_BRIEF_
Below is a block of records; return all of them exactly, but without the images.

_EXCERPTED DATA_
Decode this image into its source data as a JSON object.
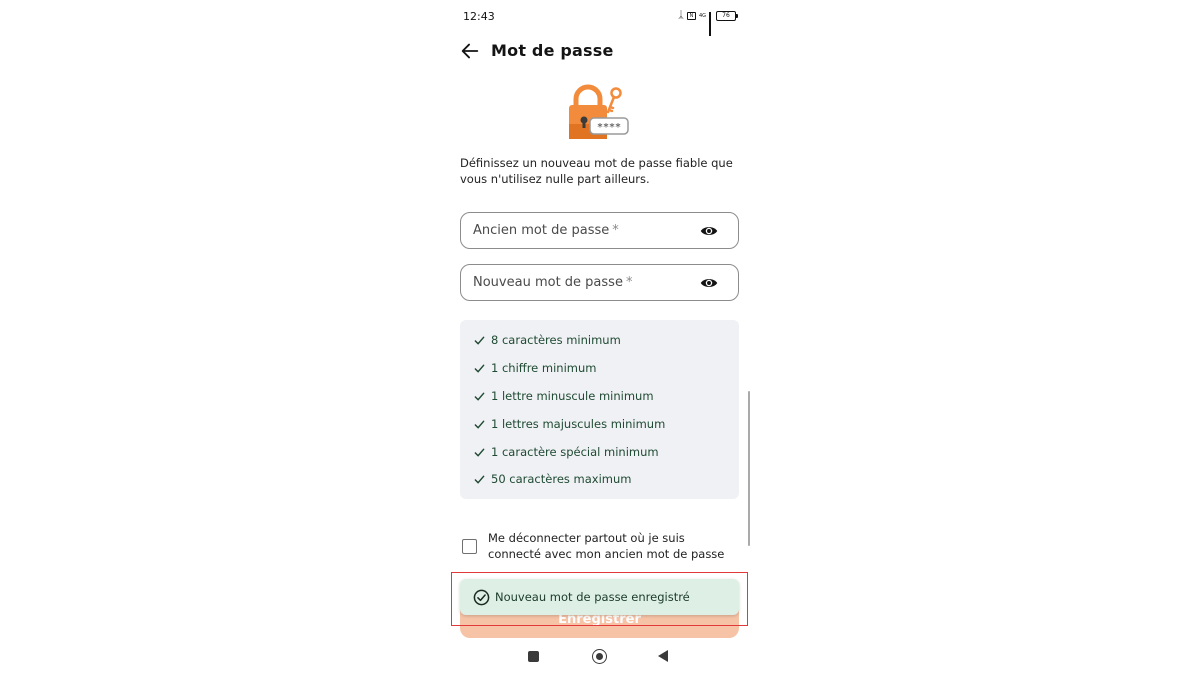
{
  "status_bar": {
    "time": "12:43",
    "lte_label": "4G",
    "sim_label": "N",
    "battery": "76"
  },
  "header": {
    "title": "Mot de passe"
  },
  "intro_text": "Définissez un nouveau mot de passe fiable que vous n'utilisez nulle part ailleurs.",
  "illustration": {
    "password_mask": "****"
  },
  "fields": {
    "old_password": {
      "label": "Ancien mot de passe",
      "required_mark": "*"
    },
    "new_password": {
      "label": "Nouveau mot de passe",
      "required_mark": "*"
    }
  },
  "rules": [
    {
      "label": "8 caractères minimum"
    },
    {
      "label": "1 chiffre minimum"
    },
    {
      "label": "1 lettre minuscule minimum"
    },
    {
      "label": "1 lettres majuscules minimum"
    },
    {
      "label": "1 caractère spécial minimum"
    },
    {
      "label": "50 caractères maximum"
    }
  ],
  "logout_option": {
    "label": "Me déconnecter partout où je suis connecté avec mon ancien mot de passe",
    "checked": false
  },
  "save_button": {
    "label": "Enregistrer"
  },
  "toast": {
    "message": "Nouveau mot de passe enregistré"
  },
  "colors": {
    "accent": "#f28c3c",
    "accent_disabled": "#f6c3a6",
    "success_text": "#1f4a33",
    "toast_bg": "#def0e6",
    "highlight": "#e2393b"
  }
}
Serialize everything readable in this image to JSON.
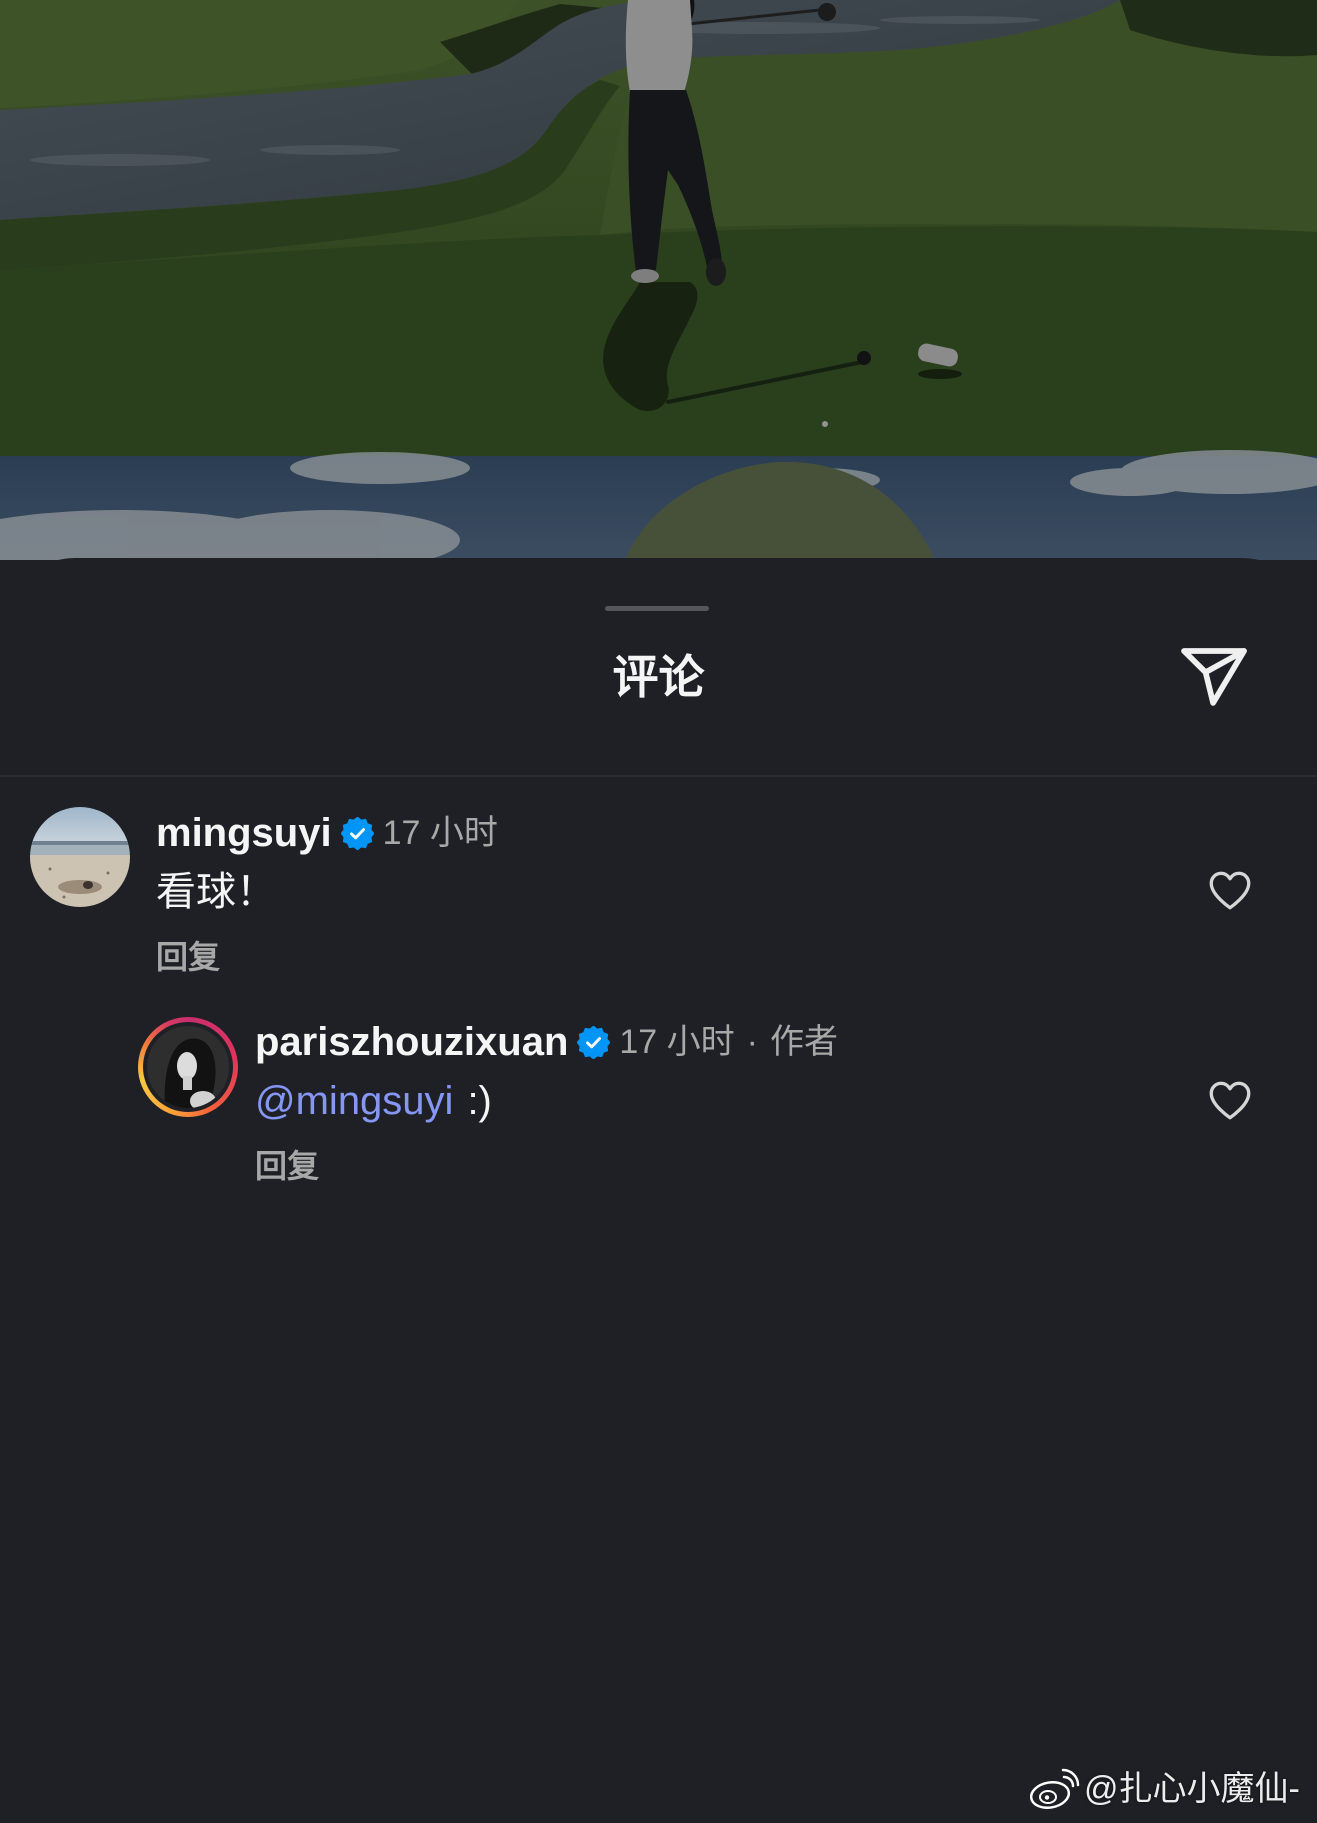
{
  "sheet": {
    "title": "评论"
  },
  "comments": [
    {
      "username": "mingsuyi",
      "verified": true,
      "time": "17 小时",
      "text": "看球！",
      "reply_label": "回复",
      "liked": false
    },
    {
      "username": "pariszhouzixuan",
      "verified": true,
      "time": "17 小时",
      "separator": "·",
      "author_label": "作者",
      "mention": "@mingsuyi",
      "text": ":)",
      "reply_label": "回复",
      "liked": false,
      "is_reply": true
    }
  ],
  "watermark": {
    "text": "@扎心小魔仙-",
    "icon": "weibo-logo-icon"
  },
  "icons": {
    "send": "send-icon",
    "like": "heart-outline-icon",
    "verified": "verified-badge-icon"
  },
  "colors": {
    "sheet_background": "#1f2025",
    "text_primary": "#f5f5f5",
    "text_secondary": "#a8a8a8",
    "mention": "#8596f5",
    "verified": "#0095f6"
  }
}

_ANSWER FOR THE TASK_
Decode this image into its source data as a JSON object.
{
  "status_bar": {
    "time": "12:43",
    "lte_label": "4G",
    "sim_label": "N",
    "battery": "76"
  },
  "header": {
    "title": "Mot de passe"
  },
  "intro_text": "Définissez un nouveau mot de passe fiable que vous n'utilisez nulle part ailleurs.",
  "illustration": {
    "password_mask": "****"
  },
  "fields": {
    "old_password": {
      "label": "Ancien mot de passe",
      "required_mark": "*"
    },
    "new_password": {
      "label": "Nouveau mot de passe",
      "required_mark": "*"
    }
  },
  "rules": [
    {
      "label": "8 caractères minimum"
    },
    {
      "label": "1 chiffre minimum"
    },
    {
      "label": "1 lettre minuscule minimum"
    },
    {
      "label": "1 lettres majuscules minimum"
    },
    {
      "label": "1 caractère spécial minimum"
    },
    {
      "label": "50 caractères maximum"
    }
  ],
  "logout_option": {
    "label": "Me déconnecter partout où je suis connecté avec mon ancien mot de passe",
    "checked": false
  },
  "save_button": {
    "label": "Enregistrer"
  },
  "toast": {
    "message": "Nouveau mot de passe enregistré"
  },
  "colors": {
    "accent": "#f28c3c",
    "accent_disabled": "#f6c3a6",
    "success_text": "#1f4a33",
    "toast_bg": "#def0e6",
    "highlight": "#e2393b"
  }
}
Serialize everything readable in this image to JSON.
{
  "sheet": {
    "title": "评论"
  },
  "comments": [
    {
      "username": "mingsuyi",
      "verified": true,
      "time": "17 小时",
      "text": "看球！",
      "reply_label": "回复",
      "liked": false
    },
    {
      "username": "pariszhouzixuan",
      "verified": true,
      "time": "17 小时",
      "separator": "·",
      "author_label": "作者",
      "mention": "@mingsuyi",
      "text": ":)",
      "reply_label": "回复",
      "liked": false,
      "is_reply": true
    }
  ],
  "watermark": {
    "text": "@扎心小魔仙-",
    "icon": "weibo-logo-icon"
  },
  "icons": {
    "send": "send-icon",
    "like": "heart-outline-icon",
    "verified": "verified-badge-icon"
  },
  "colors": {
    "sheet_background": "#1f2025",
    "text_primary": "#f5f5f5",
    "text_secondary": "#a8a8a8",
    "mention": "#8596f5",
    "verified": "#0095f6"
  }
}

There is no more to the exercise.